** SOURCE DOCUMENT **
I was teaching a six-year old how to cultivate seeds. I looked for my diagrams of my former seed beds and ran across many articles about NCAA seeds.

I found this article from USA Today interesting. Following are some "highlights" :

Posted 2/14/2005 10:34 PM
By Tom Weir, USA TODAY

LEXINGTON, Ky. — In a late-winter ritual that has become almost mundane, Kentucky's men's basketball team has positioned itself for a third consecutive No. 1 seeding in the NCAA tournament.

The numbers are impressive, even by Kentucky standards. At 19-2, No. 3 Kentucky has extended its three-season roll to 78-11, a record that leads the nation for most victories, fewest losses and best winning percentage.

In a league that has sent six teams to each of the last six NCAA tournaments, the Wildcats have won 45 of their last 48 Southeastern Conference games, the SEC's most overwhelming string of hoops dominance in the last half-century.





The Wildcats get a chance to atone tonight at South Carolina in an ESPN game. Viewers will see a Kentucky team remarkably devoid of star power — from a program that has had 89 players drafted by the NBA and put an NBA-high 13 former Wildcats on opening-night rosters this season.

No one from last season's 27-5 team was drafted by the NBA, and this year only senior forward Chuck Hayes has a chance — albeit an iffy one — to hear his name called on draft day.

Dataset entries
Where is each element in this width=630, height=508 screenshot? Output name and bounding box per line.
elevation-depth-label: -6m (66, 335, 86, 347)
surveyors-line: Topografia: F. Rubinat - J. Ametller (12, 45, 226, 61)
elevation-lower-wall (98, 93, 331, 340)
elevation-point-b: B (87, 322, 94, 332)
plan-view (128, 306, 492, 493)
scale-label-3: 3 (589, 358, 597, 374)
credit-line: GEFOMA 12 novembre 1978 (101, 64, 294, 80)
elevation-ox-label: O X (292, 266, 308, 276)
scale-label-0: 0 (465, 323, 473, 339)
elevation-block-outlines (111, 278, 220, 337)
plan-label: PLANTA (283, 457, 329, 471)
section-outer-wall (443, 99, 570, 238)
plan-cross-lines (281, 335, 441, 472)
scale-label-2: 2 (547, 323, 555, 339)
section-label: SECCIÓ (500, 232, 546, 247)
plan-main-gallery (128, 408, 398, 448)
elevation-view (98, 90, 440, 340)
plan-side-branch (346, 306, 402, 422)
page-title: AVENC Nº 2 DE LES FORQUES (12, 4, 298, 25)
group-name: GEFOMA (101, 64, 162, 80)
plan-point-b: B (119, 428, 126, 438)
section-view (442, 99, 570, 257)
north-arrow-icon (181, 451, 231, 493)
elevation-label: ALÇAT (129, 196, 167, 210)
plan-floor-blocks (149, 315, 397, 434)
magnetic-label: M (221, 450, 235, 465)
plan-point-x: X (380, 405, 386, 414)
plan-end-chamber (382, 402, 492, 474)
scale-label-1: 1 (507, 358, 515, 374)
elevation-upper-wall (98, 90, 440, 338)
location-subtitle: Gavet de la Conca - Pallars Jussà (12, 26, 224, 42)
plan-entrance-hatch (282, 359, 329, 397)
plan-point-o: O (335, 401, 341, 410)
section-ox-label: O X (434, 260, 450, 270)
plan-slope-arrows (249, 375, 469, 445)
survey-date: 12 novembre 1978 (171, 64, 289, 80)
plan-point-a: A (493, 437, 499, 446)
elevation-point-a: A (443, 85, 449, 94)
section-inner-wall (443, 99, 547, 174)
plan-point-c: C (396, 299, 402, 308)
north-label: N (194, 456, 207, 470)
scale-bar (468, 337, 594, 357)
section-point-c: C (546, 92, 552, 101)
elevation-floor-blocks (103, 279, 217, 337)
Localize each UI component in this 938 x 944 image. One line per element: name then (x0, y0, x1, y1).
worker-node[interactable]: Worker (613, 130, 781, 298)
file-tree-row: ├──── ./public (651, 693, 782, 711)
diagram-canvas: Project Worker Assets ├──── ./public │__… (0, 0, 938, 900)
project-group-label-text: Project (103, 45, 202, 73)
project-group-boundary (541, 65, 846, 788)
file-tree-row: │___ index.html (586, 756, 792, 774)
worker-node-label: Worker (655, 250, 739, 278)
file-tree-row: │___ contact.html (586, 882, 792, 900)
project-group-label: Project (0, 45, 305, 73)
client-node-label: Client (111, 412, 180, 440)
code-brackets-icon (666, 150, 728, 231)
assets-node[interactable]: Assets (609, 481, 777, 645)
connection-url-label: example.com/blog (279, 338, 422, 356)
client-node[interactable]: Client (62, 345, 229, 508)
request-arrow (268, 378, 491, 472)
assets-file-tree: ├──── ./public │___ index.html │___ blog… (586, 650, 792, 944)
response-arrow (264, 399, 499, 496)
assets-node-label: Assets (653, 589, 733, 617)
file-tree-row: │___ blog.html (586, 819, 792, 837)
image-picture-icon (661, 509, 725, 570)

** ACTIONS TO TAKE **
A) Output everything in the Kentucky basketball post from "I was teaching" down to "the NCAA tournament.".
B) Do these statements agree with the Kentucky basketball post? For each, answer yes or no and quote the words that decide it.
(i) Kentucky's record this season stands at 19-2.
(ii) Several players from last season's 27-5 team were drafted by the NBA.
(iii) The Wildcats play tonight at South Carolina in an ESPN game.
C) Pick up the Kentucky basketball post after its last sentence and write the next part.

** EXPECTED OUTPUTS **
A)
I was teaching a six-year old how to cultivate seeds. I looked for my diagrams of my former seed beds and ran across many articles about NCAA seeds.

I found this article from USA Today interesting. Following are some "highlights" :

Posted 2/14/2005 10:34 PM
By Tom Weir, USA TODAY

LEXINGTON, Ky. — In a late-winter ritual that has become almost mundane, Kentucky's men's basketball team has positioned itself for a third consecutive No. 1 seeding in the NCAA tournament.

B)
(i) Yes: "At 19-2, No. 3 Kentucky"
(ii) No: "No one from last season's 27-5 team was drafted by the NBA"
(iii) Yes: "The Wildcats get a chance to atone tonight at South Carolina in an ESPN game"

C)
A key for those bench players was accepting that Kentucky had its best recruiting class in Smith's eight seasons in Lexington, with McDonald's High School All Americans Rajon Rondo at point guard, 6-10 starting center Randolph Morris and reserve guard Joe Crawford.

The gem among the three is Rondo. The lightning-quick defender averaged 27.6 points as a junior at Louisville's Eastern High before averaging 21 points and 12 assists his senior year at Oak Hill Academy (Mouth of Wilson, Va.), which also sent Ron Mercer to Kentucky.

Rondo's notable shortcoming is the lack of an outside jump shot. The joke in Lexington is that Kentucky's coaches won't teach him one, to keep him from jumping to the NBA.

Rondo needed just 20 games to break Kentucky's freshman record for steals; his 2.5 steals a game rank second in the SEC and are the highest average ever for the Wildcats. He has had at least one steal in every game. Rondo also is the first freshman Smith has entrusted to start at point guard in his 14 seasons as a Division I coach.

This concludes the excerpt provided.